* _What is required_
Note each line of the listing that contains the string "seguridad", and copy it.

+ + +

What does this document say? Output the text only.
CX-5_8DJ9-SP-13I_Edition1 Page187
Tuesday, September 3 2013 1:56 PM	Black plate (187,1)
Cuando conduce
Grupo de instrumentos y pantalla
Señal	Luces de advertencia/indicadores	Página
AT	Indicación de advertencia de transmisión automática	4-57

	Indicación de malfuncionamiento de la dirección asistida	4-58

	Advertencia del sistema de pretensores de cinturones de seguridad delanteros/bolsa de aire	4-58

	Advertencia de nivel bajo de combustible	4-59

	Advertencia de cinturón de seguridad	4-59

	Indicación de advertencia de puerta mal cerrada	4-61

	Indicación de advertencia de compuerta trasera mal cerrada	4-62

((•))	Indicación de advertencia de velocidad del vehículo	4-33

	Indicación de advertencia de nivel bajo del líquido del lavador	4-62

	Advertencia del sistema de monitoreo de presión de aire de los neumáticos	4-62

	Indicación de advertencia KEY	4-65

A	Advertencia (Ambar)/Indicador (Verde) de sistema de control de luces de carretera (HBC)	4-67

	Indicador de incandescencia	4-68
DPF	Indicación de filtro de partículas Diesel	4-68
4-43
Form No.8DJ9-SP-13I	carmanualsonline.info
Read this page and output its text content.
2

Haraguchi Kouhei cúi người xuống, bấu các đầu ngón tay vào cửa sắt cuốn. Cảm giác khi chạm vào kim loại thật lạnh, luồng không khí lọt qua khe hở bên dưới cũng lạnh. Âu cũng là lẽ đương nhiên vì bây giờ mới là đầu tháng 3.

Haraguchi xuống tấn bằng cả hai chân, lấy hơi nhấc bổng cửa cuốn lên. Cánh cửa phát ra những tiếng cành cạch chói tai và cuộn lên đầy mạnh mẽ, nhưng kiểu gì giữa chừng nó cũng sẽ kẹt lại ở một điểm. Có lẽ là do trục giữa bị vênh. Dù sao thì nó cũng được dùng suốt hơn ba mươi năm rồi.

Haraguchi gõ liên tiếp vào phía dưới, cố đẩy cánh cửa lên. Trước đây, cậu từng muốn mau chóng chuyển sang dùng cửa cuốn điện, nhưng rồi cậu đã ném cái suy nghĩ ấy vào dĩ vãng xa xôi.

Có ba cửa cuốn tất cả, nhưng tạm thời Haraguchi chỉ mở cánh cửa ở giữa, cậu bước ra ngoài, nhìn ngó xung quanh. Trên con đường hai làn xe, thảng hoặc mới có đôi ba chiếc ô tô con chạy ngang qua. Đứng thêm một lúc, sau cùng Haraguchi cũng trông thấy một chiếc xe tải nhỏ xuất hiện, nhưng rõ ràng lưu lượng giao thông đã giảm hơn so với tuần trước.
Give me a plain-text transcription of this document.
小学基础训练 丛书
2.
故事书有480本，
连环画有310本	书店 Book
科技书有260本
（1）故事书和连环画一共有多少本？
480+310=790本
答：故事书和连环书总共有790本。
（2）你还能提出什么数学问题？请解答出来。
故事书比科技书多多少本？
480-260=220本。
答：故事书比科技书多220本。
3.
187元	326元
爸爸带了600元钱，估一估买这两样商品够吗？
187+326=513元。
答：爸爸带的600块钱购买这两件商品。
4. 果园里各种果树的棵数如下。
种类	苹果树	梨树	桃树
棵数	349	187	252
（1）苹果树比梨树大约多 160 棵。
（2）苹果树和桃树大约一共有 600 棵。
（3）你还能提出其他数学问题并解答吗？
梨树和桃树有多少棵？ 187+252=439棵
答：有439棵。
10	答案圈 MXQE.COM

+ + +

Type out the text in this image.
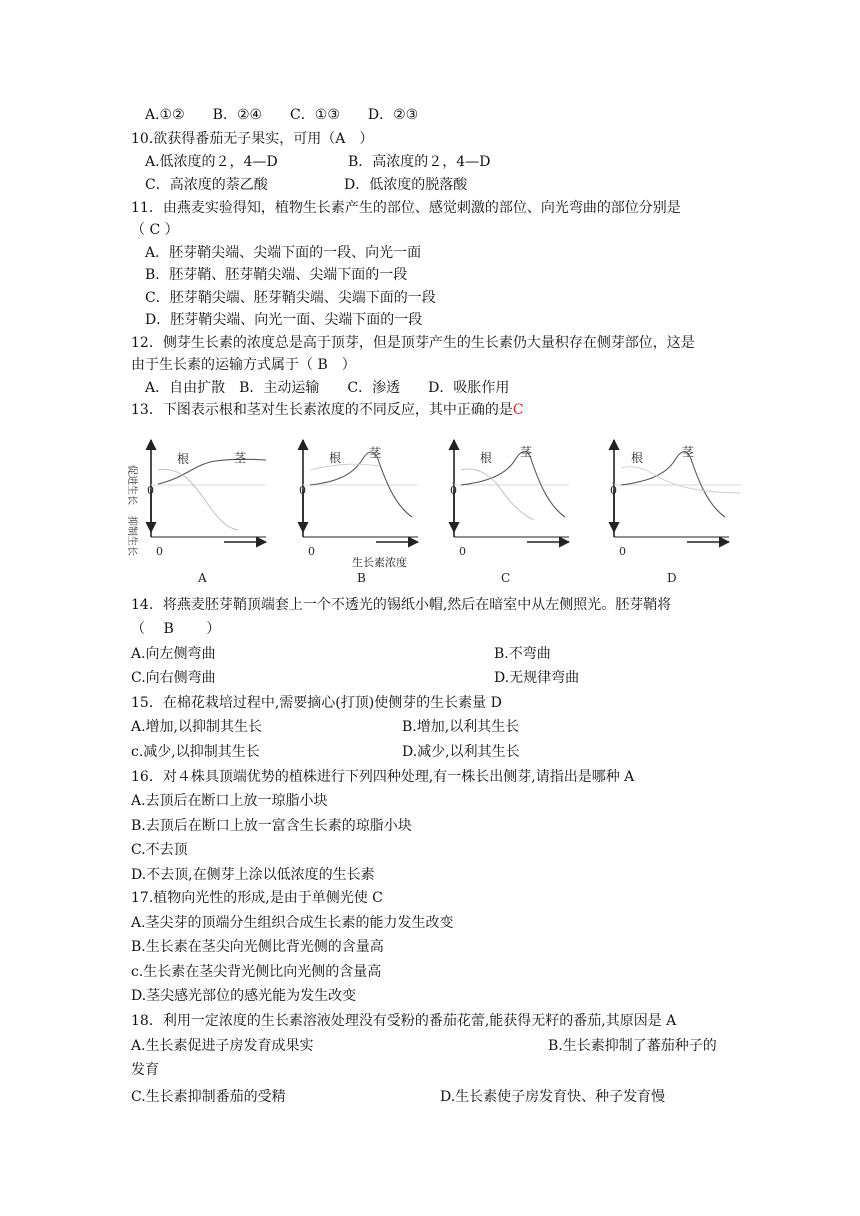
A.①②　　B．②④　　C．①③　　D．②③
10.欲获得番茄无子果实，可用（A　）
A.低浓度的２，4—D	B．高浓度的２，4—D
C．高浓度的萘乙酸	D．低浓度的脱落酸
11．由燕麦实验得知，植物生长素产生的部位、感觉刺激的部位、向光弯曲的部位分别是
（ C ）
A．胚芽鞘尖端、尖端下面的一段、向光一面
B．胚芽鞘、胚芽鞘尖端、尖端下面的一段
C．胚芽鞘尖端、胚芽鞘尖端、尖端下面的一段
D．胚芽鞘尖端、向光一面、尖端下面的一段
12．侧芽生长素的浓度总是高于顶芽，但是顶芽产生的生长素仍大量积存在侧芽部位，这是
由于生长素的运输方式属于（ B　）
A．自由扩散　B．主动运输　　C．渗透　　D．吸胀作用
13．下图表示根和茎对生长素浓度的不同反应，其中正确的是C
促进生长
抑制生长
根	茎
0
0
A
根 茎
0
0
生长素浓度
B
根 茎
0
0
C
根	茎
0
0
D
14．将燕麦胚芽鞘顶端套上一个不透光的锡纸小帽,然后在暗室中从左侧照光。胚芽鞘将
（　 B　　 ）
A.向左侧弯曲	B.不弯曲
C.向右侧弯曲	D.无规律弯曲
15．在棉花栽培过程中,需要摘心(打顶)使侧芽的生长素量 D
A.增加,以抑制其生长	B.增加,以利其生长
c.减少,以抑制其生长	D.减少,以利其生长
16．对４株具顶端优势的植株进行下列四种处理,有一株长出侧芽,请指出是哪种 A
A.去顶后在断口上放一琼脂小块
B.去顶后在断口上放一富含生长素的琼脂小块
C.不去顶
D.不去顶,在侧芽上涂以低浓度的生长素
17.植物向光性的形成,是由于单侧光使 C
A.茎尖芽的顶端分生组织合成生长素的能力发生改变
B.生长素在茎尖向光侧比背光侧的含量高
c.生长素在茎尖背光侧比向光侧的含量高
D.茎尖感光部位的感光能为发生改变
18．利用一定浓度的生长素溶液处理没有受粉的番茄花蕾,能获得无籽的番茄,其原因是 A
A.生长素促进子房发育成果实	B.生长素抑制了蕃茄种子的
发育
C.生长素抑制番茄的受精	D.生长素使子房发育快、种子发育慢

+ + +

* _Reply to the task_
	Advertencia del sistema de pretensores de cinturones de seguridad delanteros/bolsa de aire	4-58
	Advertencia de cinturón de seguridad	4-59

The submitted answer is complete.